### Task requirements
Write out every line below that includes the word "JSON".
═══
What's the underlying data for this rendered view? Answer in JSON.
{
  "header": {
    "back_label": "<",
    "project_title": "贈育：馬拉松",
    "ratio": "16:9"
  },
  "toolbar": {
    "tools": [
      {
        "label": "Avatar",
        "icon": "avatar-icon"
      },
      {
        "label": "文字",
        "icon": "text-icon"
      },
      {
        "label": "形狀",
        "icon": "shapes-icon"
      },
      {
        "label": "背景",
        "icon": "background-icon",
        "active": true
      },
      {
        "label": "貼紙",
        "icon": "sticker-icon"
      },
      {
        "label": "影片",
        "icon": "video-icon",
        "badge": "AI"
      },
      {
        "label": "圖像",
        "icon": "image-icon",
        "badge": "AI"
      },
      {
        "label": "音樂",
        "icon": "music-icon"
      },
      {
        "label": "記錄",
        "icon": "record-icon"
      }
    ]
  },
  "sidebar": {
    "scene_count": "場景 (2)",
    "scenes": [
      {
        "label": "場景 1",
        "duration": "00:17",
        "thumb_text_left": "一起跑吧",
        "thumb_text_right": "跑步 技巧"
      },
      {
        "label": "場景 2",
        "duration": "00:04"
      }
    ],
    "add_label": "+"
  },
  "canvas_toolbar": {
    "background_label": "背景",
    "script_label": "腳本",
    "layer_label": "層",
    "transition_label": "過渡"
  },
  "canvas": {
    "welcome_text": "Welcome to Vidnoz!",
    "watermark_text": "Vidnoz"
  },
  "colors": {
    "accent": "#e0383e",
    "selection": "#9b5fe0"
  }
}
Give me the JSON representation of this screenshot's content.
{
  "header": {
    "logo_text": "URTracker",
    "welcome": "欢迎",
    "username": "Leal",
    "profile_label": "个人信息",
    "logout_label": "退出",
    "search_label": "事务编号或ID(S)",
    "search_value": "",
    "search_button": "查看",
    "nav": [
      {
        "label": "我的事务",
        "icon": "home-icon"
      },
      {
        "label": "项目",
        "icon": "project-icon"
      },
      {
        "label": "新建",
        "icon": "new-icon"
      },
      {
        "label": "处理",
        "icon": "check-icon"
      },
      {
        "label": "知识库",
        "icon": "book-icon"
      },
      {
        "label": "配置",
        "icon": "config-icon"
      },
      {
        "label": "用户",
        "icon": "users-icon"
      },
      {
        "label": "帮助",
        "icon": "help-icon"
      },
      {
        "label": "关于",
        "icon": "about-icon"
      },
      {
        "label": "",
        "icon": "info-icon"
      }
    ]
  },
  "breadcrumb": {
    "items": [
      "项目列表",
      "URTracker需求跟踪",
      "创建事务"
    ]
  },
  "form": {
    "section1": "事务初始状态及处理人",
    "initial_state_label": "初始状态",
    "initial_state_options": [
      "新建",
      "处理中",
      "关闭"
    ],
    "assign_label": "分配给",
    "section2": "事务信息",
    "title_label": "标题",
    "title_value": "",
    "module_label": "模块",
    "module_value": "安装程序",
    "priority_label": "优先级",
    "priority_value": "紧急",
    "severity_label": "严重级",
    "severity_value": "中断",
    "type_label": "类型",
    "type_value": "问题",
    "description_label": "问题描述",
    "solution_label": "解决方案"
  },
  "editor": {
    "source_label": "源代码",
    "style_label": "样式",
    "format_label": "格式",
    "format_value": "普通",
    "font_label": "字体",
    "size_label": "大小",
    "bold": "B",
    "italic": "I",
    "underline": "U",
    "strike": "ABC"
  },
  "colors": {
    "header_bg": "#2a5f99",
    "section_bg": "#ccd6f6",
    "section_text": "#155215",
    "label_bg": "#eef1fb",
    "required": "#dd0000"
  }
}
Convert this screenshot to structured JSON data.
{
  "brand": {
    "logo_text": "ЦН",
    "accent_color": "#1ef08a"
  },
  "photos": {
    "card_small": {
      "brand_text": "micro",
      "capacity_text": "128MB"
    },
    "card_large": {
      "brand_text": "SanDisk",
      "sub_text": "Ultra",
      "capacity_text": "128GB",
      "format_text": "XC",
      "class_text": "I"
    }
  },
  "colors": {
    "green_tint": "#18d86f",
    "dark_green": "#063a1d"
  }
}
═══
### Expected answer
What's the underlying data for this rendered view? Answer in JSON.
Give me the JSON representation of this screenshot's content.
Convert this screenshot to structured JSON data.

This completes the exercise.